• **WRITTEN REQUEST**
Repeat, word for word, every line from the line holding "Extract the structured" through the final line of the entries below. Skip all pictures.
#####
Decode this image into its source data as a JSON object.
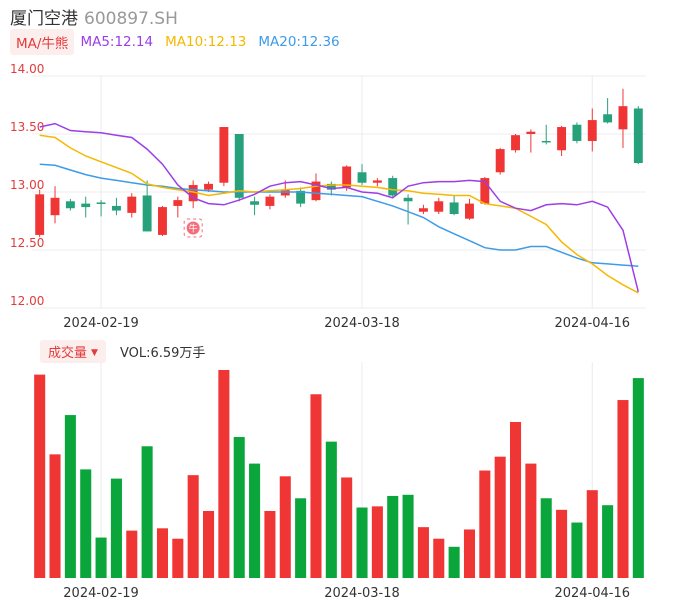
{
  "header": {
    "name": "厦门空港",
    "code": "600897.SH"
  },
  "ma_legend": {
    "button": "MA/牛熊",
    "items": [
      {
        "label": "MA5:12.14",
        "color": "#9b3fe6"
      },
      {
        "label": "MA10:12.13",
        "color": "#f5b800"
      },
      {
        "label": "MA20:12.36",
        "color": "#3d9be8"
      }
    ]
  },
  "volume_legend": {
    "button": "成交量",
    "value": "VOL:6.59万手"
  },
  "colors": {
    "up": "#f03535",
    "down": "#0aa63c",
    "down_candle": "#26a17b",
    "badge": "#f36d7b"
  },
  "badge_label": "牛",
  "chart_data": [
    {
      "type": "candlestick",
      "yticks": [
        "14.00",
        "13.50",
        "13.00",
        "12.50",
        "12.00"
      ],
      "ylim": [
        12.0,
        14.0
      ],
      "xtick_labels": [
        {
          "label": "2024-02-19",
          "index": 4
        },
        {
          "label": "2024-03-18",
          "index": 21
        },
        {
          "label": "2024-04-16",
          "index": 36
        }
      ],
      "candles": [
        {
          "o": 12.63,
          "c": 12.98,
          "h": 13.02,
          "l": 12.61
        },
        {
          "o": 12.8,
          "c": 12.95,
          "h": 13.05,
          "l": 12.73
        },
        {
          "o": 12.92,
          "c": 12.86,
          "h": 12.94,
          "l": 12.84
        },
        {
          "o": 12.9,
          "c": 12.87,
          "h": 12.96,
          "l": 12.78
        },
        {
          "o": 12.91,
          "c": 12.9,
          "h": 12.93,
          "l": 12.79
        },
        {
          "o": 12.88,
          "c": 12.84,
          "h": 12.95,
          "l": 12.8
        },
        {
          "o": 12.82,
          "c": 12.96,
          "h": 12.99,
          "l": 12.78
        },
        {
          "o": 12.97,
          "c": 12.66,
          "h": 13.1,
          "l": 12.66
        },
        {
          "o": 12.63,
          "c": 12.87,
          "h": 12.88,
          "l": 12.62
        },
        {
          "o": 12.88,
          "c": 12.93,
          "h": 12.96,
          "l": 12.78
        },
        {
          "o": 12.92,
          "c": 13.06,
          "h": 13.1,
          "l": 12.86
        },
        {
          "o": 13.02,
          "c": 13.07,
          "h": 13.09,
          "l": 13.0
        },
        {
          "o": 13.08,
          "c": 13.56,
          "h": 13.56,
          "l": 13.05
        },
        {
          "o": 13.5,
          "c": 12.95,
          "h": 13.5,
          "l": 12.92
        },
        {
          "o": 12.92,
          "c": 12.89,
          "h": 12.96,
          "l": 12.8
        },
        {
          "o": 12.88,
          "c": 12.96,
          "h": 12.98,
          "l": 12.85
        },
        {
          "o": 12.97,
          "c": 13.02,
          "h": 13.1,
          "l": 12.95
        },
        {
          "o": 13.01,
          "c": 12.9,
          "h": 13.04,
          "l": 12.87
        },
        {
          "o": 12.93,
          "c": 13.09,
          "h": 13.16,
          "l": 12.92
        },
        {
          "o": 13.07,
          "c": 13.02,
          "h": 13.09,
          "l": 12.97
        },
        {
          "o": 13.04,
          "c": 13.22,
          "h": 13.23,
          "l": 13.01
        },
        {
          "o": 13.17,
          "c": 13.08,
          "h": 13.24,
          "l": 13.06
        },
        {
          "o": 13.08,
          "c": 13.1,
          "h": 13.12,
          "l": 13.05
        },
        {
          "o": 13.12,
          "c": 12.97,
          "h": 13.14,
          "l": 12.95
        },
        {
          "o": 12.95,
          "c": 12.92,
          "h": 12.98,
          "l": 12.72
        },
        {
          "o": 12.83,
          "c": 12.86,
          "h": 12.89,
          "l": 12.81
        },
        {
          "o": 12.83,
          "c": 12.92,
          "h": 12.95,
          "l": 12.81
        },
        {
          "o": 12.91,
          "c": 12.81,
          "h": 12.97,
          "l": 12.8
        },
        {
          "o": 12.77,
          "c": 12.9,
          "h": 12.94,
          "l": 12.76
        },
        {
          "o": 12.9,
          "c": 13.12,
          "h": 13.13,
          "l": 12.89
        },
        {
          "o": 13.17,
          "c": 13.37,
          "h": 13.38,
          "l": 13.15
        },
        {
          "o": 13.36,
          "c": 13.49,
          "h": 13.5,
          "l": 13.34
        },
        {
          "o": 13.5,
          "c": 13.52,
          "h": 13.54,
          "l": 13.34
        },
        {
          "o": 13.44,
          "c": 13.43,
          "h": 13.58,
          "l": 13.41
        },
        {
          "o": 13.36,
          "c": 13.56,
          "h": 13.57,
          "l": 13.31
        },
        {
          "o": 13.58,
          "c": 13.44,
          "h": 13.6,
          "l": 13.42
        },
        {
          "o": 13.44,
          "c": 13.62,
          "h": 13.72,
          "l": 13.35
        },
        {
          "o": 13.67,
          "c": 13.6,
          "h": 13.81,
          "l": 13.59
        },
        {
          "o": 13.54,
          "c": 13.74,
          "h": 13.89,
          "l": 13.38
        },
        {
          "o": 13.72,
          "c": 13.25,
          "h": 13.74,
          "l": 13.24
        }
      ],
      "ma5": [
        13.56,
        13.59,
        13.53,
        13.52,
        13.51,
        13.49,
        13.47,
        13.37,
        13.24,
        13.06,
        12.95,
        12.9,
        12.89,
        12.93,
        12.98,
        13.05,
        13.08,
        13.09,
        13.06,
        13.03,
        13.04,
        13.0,
        12.99,
        12.95,
        13.05,
        13.08,
        13.09,
        13.09,
        13.1,
        13.09,
        12.92,
        12.86,
        12.84,
        12.89,
        12.9,
        12.89,
        12.92,
        12.87,
        12.67,
        12.14
      ],
      "ma10": [
        13.49,
        13.47,
        13.38,
        13.31,
        13.26,
        13.21,
        13.16,
        13.07,
        13.04,
        13.02,
        13.0,
        12.97,
        12.99,
        13.01,
        13.0,
        13.01,
        13.02,
        13.03,
        13.05,
        13.06,
        13.06,
        13.05,
        13.04,
        13.02,
        13.01,
        12.99,
        12.98,
        12.97,
        12.97,
        12.9,
        12.88,
        12.86,
        12.79,
        12.72,
        12.57,
        12.46,
        12.38,
        12.28,
        12.2,
        12.13
      ],
      "ma20": [
        13.24,
        13.23,
        13.19,
        13.15,
        13.12,
        13.1,
        13.08,
        13.06,
        13.05,
        13.03,
        13.02,
        13.01,
        13.0,
        13.0,
        13.0,
        13.0,
        13.0,
        13.0,
        12.99,
        12.98,
        12.97,
        12.96,
        12.92,
        12.88,
        12.83,
        12.78,
        12.7,
        12.64,
        12.58,
        12.52,
        12.5,
        12.5,
        12.53,
        12.53,
        12.48,
        12.43,
        12.39,
        12.38,
        12.37,
        12.36
      ]
    },
    {
      "type": "bar",
      "name": "volume",
      "values": [
        17.6,
        10.7,
        14.1,
        9.4,
        3.5,
        8.6,
        4.1,
        11.4,
        4.3,
        3.4,
        8.9,
        5.8,
        18.0,
        12.2,
        9.9,
        5.8,
        8.8,
        6.9,
        15.9,
        11.8,
        8.7,
        6.1,
        6.2,
        7.1,
        7.2,
        4.4,
        3.4,
        2.7,
        4.2,
        9.3,
        10.5,
        13.5,
        9.9,
        6.9,
        5.9,
        4.8,
        7.6,
        6.3,
        15.4,
        17.3
      ]
    }
  ]
}
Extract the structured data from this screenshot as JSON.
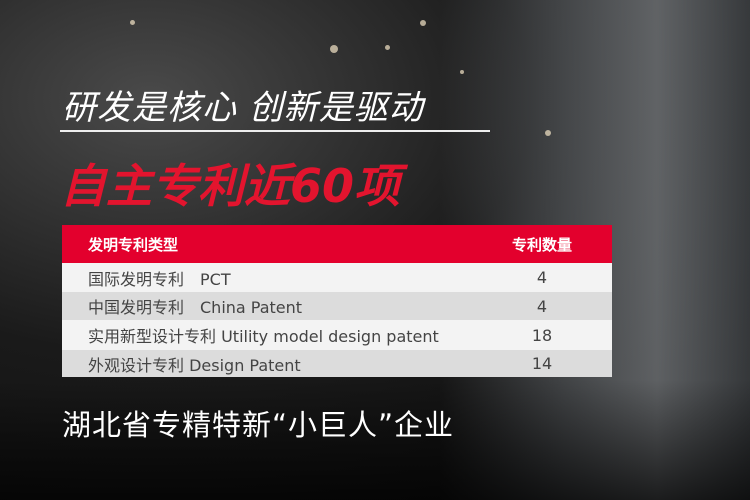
{
  "slogan": "研发是核心 创新是驱动",
  "headline": "自主专利近60项",
  "table": {
    "headers": [
      "发明专利类型",
      "专利数量"
    ],
    "rows": [
      {
        "type": "国际发明专利　PCT",
        "count": "4"
      },
      {
        "type": "中国发明专利　China Patent",
        "count": "4"
      },
      {
        "type": "实用新型设计专利  Utility model design patent",
        "count": "18"
      },
      {
        "type": "外观设计专利  Design Patent",
        "count": "14"
      }
    ]
  },
  "footer": "湖北省专精特新“小巨人”企业",
  "colors": {
    "accent": "#e3002d"
  }
}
#####
• **EXERCISE ANSWER**
Extract the structured data from this screenshot as JSON.
{
  "slogan": "研发是核心 创新是驱动",
  "headline": "自主专利近60项",
  "table": {
    "headers": [
      "发明专利类型",
      "专利数量"
    ],
    "rows": [
      {
        "type": "国际发明专利　PCT",
        "count": "4"
      },
      {
        "type": "中国发明专利　China Patent",
        "count": "4"
      },
      {
        "type": "实用新型设计专利  Utility model design patent",
        "count": "18"
      },
      {
        "type": "外观设计专利  Design Patent",
        "count": "14"
      }
    ]
  },
  "footer": "湖北省专精特新“小巨人”企业",
  "colors": {
    "accent": "#e3002d"
  }
}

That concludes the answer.